◆ **DATASET ROWS**:
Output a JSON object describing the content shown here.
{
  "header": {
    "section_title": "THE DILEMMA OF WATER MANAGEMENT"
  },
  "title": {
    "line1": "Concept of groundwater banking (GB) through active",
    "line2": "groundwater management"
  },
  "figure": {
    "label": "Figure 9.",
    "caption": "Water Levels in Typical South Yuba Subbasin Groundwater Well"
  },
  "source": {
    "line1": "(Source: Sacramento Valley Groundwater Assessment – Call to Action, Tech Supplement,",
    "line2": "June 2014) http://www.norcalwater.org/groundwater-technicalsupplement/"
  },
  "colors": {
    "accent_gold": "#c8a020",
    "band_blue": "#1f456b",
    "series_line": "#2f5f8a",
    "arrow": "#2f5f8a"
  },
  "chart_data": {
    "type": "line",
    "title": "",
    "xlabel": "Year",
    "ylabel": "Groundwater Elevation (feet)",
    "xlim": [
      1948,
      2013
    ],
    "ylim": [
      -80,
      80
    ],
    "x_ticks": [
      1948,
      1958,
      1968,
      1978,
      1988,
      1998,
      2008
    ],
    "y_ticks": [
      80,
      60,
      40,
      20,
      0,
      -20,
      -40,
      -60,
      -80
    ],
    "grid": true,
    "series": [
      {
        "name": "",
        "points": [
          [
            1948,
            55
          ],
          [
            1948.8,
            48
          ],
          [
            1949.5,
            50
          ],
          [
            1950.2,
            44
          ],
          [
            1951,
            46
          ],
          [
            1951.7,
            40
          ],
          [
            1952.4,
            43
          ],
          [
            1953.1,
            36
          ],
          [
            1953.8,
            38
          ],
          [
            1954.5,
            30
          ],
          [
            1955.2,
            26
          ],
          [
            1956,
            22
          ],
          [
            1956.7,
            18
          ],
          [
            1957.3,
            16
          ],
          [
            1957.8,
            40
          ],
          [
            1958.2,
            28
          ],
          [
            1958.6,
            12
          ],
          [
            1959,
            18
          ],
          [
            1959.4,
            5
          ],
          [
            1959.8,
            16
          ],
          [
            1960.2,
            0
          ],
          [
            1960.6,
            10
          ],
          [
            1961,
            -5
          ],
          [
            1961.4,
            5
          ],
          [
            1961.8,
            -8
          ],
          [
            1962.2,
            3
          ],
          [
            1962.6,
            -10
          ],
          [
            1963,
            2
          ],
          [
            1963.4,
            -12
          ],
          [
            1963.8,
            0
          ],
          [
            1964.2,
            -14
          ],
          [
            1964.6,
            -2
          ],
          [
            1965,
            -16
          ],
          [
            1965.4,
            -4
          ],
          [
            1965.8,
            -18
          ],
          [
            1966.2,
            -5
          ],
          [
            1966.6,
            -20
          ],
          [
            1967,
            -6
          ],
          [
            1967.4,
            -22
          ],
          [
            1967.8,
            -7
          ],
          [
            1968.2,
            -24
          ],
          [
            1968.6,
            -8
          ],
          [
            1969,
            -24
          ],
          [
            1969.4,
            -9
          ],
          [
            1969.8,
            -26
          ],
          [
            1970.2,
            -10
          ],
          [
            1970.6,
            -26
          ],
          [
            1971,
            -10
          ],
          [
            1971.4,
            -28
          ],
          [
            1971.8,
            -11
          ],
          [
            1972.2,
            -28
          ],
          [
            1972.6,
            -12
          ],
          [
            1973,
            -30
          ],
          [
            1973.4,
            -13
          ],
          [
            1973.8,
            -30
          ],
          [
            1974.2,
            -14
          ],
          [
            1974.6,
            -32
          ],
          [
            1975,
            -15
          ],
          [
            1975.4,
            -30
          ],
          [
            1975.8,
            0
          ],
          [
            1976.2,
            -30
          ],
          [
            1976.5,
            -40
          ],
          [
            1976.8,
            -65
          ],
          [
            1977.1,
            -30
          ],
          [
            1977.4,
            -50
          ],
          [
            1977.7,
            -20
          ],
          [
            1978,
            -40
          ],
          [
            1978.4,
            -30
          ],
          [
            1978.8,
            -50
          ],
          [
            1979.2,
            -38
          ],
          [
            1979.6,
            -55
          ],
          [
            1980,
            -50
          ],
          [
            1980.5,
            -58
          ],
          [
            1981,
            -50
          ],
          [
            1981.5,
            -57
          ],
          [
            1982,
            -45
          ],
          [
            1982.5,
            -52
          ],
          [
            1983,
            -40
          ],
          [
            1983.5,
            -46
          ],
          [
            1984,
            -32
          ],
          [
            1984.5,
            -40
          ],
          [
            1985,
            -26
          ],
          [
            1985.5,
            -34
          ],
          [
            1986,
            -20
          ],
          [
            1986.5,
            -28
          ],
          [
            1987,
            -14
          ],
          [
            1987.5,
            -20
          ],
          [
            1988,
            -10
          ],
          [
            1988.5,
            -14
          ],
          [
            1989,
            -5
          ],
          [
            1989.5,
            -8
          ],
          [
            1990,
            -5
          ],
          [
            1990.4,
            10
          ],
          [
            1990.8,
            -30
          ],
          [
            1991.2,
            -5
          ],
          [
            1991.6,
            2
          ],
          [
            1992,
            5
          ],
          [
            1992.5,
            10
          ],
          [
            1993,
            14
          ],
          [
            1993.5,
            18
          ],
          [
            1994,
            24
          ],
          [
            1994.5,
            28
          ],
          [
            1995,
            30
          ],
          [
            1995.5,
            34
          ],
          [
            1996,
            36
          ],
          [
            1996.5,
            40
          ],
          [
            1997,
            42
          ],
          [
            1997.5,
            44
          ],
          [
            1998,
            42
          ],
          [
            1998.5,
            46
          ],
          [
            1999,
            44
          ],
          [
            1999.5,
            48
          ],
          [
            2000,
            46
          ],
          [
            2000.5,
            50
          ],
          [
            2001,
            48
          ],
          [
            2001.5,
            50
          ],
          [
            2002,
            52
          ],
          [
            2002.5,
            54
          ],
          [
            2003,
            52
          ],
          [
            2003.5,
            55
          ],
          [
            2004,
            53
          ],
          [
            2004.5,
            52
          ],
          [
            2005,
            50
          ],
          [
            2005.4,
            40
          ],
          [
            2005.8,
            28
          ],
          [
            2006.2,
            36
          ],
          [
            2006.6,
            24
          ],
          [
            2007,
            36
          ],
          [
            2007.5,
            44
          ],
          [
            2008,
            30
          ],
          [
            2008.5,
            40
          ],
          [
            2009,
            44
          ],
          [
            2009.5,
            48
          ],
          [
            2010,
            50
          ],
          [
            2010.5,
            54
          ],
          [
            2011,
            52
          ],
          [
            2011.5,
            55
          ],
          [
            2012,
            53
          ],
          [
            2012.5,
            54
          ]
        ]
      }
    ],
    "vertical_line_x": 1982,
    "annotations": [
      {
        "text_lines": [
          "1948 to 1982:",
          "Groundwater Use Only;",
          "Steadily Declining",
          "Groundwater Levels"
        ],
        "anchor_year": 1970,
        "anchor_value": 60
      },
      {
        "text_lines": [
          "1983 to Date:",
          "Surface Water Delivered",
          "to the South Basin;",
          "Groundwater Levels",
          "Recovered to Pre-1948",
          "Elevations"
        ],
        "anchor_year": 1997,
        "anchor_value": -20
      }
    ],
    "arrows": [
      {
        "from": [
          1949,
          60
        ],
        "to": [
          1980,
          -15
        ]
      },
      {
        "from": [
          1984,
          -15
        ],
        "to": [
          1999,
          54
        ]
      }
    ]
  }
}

◆ **TASK TO COMPLETE**:
Quote each line of the listing above exactly.

◆ **ANSWER BELOW**:
Output a JSON object describing the content shown here.
{
  "header": {
    "section_title": "THE DILEMMA OF WATER MANAGEMENT"
  },
  "title": {
    "line1": "Concept of groundwater banking (GB) through active",
    "line2": "groundwater management"
  },
  "figure": {
    "label": "Figure 9.",
    "caption": "Water Levels in Typical South Yuba Subbasin Groundwater Well"
  },
  "source": {
    "line1": "(Source: Sacramento Valley Groundwater Assessment – Call to Action, Tech Supplement,",
    "line2": "June 2014) http://www.norcalwater.org/groundwater-technicalsupplement/"
  },
  "colors": {
    "accent_gold": "#c8a020",
    "band_blue": "#1f456b",
    "series_line": "#2f5f8a",
    "arrow": "#2f5f8a"
  },
  "chart_data": {
    "type": "line",
    "title": "",
    "xlabel": "Year",
    "ylabel": "Groundwater Elevation (feet)",
    "xlim": [
      1948,
      2013
    ],
    "ylim": [
      -80,
      80
    ],
    "x_ticks": [
      1948,
      1958,
      1968,
      1978,
      1988,
      1998,
      2008
    ],
    "y_ticks": [
      80,
      60,
      40,
      20,
      0,
      -20,
      -40,
      -60,
      -80
    ],
    "grid": true,
    "series": [
      {
        "name": "",
        "points": [
          [
            1948,
            55
          ],
          [
            1948.8,
            48
          ],
          [
            1949.5,
            50
          ],
          [
            1950.2,
            44
          ],
          [
            1951,
            46
          ],
          [
            1951.7,
            40
          ],
          [
            1952.4,
            43
          ],
          [
            1953.1,
            36
          ],
          [
            1953.8,
            38
          ],
          [
            1954.5,
            30
          ],
          [
            1955.2,
            26
          ],
          [
            1956,
            22
          ],
          [
            1956.7,
            18
          ],
          [
            1957.3,
            16
          ],
          [
            1957.8,
            40
          ],
          [
            1958.2,
            28
          ],
          [
            1958.6,
            12
          ],
          [
            1959,
            18
          ],
          [
            1959.4,
            5
          ],
          [
            1959.8,
            16
          ],
          [
            1960.2,
            0
          ],
          [
            1960.6,
            10
          ],
          [
            1961,
            -5
          ],
          [
            1961.4,
            5
          ],
          [
            1961.8,
            -8
          ],
          [
            1962.2,
            3
          ],
          [
            1962.6,
            -10
          ],
          [
            1963,
            2
          ],
          [
            1963.4,
            -12
          ],
          [
            1963.8,
            0
          ],
          [
            1964.2,
            -14
          ],
          [
            1964.6,
            -2
          ],
          [
            1965,
            -16
          ],
          [
            1965.4,
            -4
          ],
          [
            1965.8,
            -18
          ],
          [
            1966.2,
            -5
          ],
          [
            1966.6,
            -20
          ],
          [
            1967,
            -6
          ],
          [
            1967.4,
            -22
          ],
          [
            1967.8,
            -7
          ],
          [
            1968.2,
            -24
          ],
          [
            1968.6,
            -8
          ],
          [
            1969,
            -24
          ],
          [
            1969.4,
            -9
          ],
          [
            1969.8,
            -26
          ],
          [
            1970.2,
            -10
          ],
          [
            1970.6,
            -26
          ],
          [
            1971,
            -10
          ],
          [
            1971.4,
            -28
          ],
          [
            1971.8,
            -11
          ],
          [
            1972.2,
            -28
          ],
          [
            1972.6,
            -12
          ],
          [
            1973,
            -30
          ],
          [
            1973.4,
            -13
          ],
          [
            1973.8,
            -30
          ],
          [
            1974.2,
            -14
          ],
          [
            1974.6,
            -32
          ],
          [
            1975,
            -15
          ],
          [
            1975.4,
            -30
          ],
          [
            1975.8,
            0
          ],
          [
            1976.2,
            -30
          ],
          [
            1976.5,
            -40
          ],
          [
            1976.8,
            -65
          ],
          [
            1977.1,
            -30
          ],
          [
            1977.4,
            -50
          ],
          [
            1977.7,
            -20
          ],
          [
            1978,
            -40
          ],
          [
            1978.4,
            -30
          ],
          [
            1978.8,
            -50
          ],
          [
            1979.2,
            -38
          ],
          [
            1979.6,
            -55
          ],
          [
            1980,
            -50
          ],
          [
            1980.5,
            -58
          ],
          [
            1981,
            -50
          ],
          [
            1981.5,
            -57
          ],
          [
            1982,
            -45
          ],
          [
            1982.5,
            -52
          ],
          [
            1983,
            -40
          ],
          [
            1983.5,
            -46
          ],
          [
            1984,
            -32
          ],
          [
            1984.5,
            -40
          ],
          [
            1985,
            -26
          ],
          [
            1985.5,
            -34
          ],
          [
            1986,
            -20
          ],
          [
            1986.5,
            -28
          ],
          [
            1987,
            -14
          ],
          [
            1987.5,
            -20
          ],
          [
            1988,
            -10
          ],
          [
            1988.5,
            -14
          ],
          [
            1989,
            -5
          ],
          [
            1989.5,
            -8
          ],
          [
            1990,
            -5
          ],
          [
            1990.4,
            10
          ],
          [
            1990.8,
            -30
          ],
          [
            1991.2,
            -5
          ],
          [
            1991.6,
            2
          ],
          [
            1992,
            5
          ],
          [
            1992.5,
            10
          ],
          [
            1993,
            14
          ],
          [
            1993.5,
            18
          ],
          [
            1994,
            24
          ],
          [
            1994.5,
            28
          ],
          [
            1995,
            30
          ],
          [
            1995.5,
            34
          ],
          [
            1996,
            36
          ],
          [
            1996.5,
            40
          ],
          [
            1997,
            42
          ],
          [
            1997.5,
            44
          ],
          [
            1998,
            42
          ],
          [
            1998.5,
            46
          ],
          [
            1999,
            44
          ],
          [
            1999.5,
            48
          ],
          [
            2000,
            46
          ],
          [
            2000.5,
            50
          ],
          [
            2001,
            48
          ],
          [
            2001.5,
            50
          ],
          [
            2002,
            52
          ],
          [
            2002.5,
            54
          ],
          [
            2003,
            52
          ],
          [
            2003.5,
            55
          ],
          [
            2004,
            53
          ],
          [
            2004.5,
            52
          ],
          [
            2005,
            50
          ],
          [
            2005.4,
            40
          ],
          [
            2005.8,
            28
          ],
          [
            2006.2,
            36
          ],
          [
            2006.6,
            24
          ],
          [
            2007,
            36
          ],
          [
            2007.5,
            44
          ],
          [
            2008,
            30
          ],
          [
            2008.5,
            40
          ],
          [
            2009,
            44
          ],
          [
            2009.5,
            48
          ],
          [
            2010,
            50
          ],
          [
            2010.5,
            54
          ],
          [
            2011,
            52
          ],
          [
            2011.5,
            55
          ],
          [
            2012,
            53
          ],
          [
            2012.5,
            54
          ]
        ]
      }
    ],
    "vertical_line_x": 1982,
    "annotations": [
      {
        "text_lines": [
          "1948 to 1982:",
          "Groundwater Use Only;",
          "Steadily Declining",
          "Groundwater Levels"
        ],
        "anchor_year": 1970,
        "anchor_value": 60
      },
      {
        "text_lines": [
          "1983 to Date:",
          "Surface Water Delivered",
          "to the South Basin;",
          "Groundwater Levels",
          "Recovered to Pre-1948",
          "Elevations"
        ],
        "anchor_year": 1997,
        "anchor_value": -20
      }
    ],
    "arrows": [
      {
        "from": [
          1949,
          60
        ],
        "to": [
          1980,
          -15
        ]
      },
      {
        "from": [
          1984,
          -15
        ],
        "to": [
          1999,
          54
        ]
      }
    ]
  }
}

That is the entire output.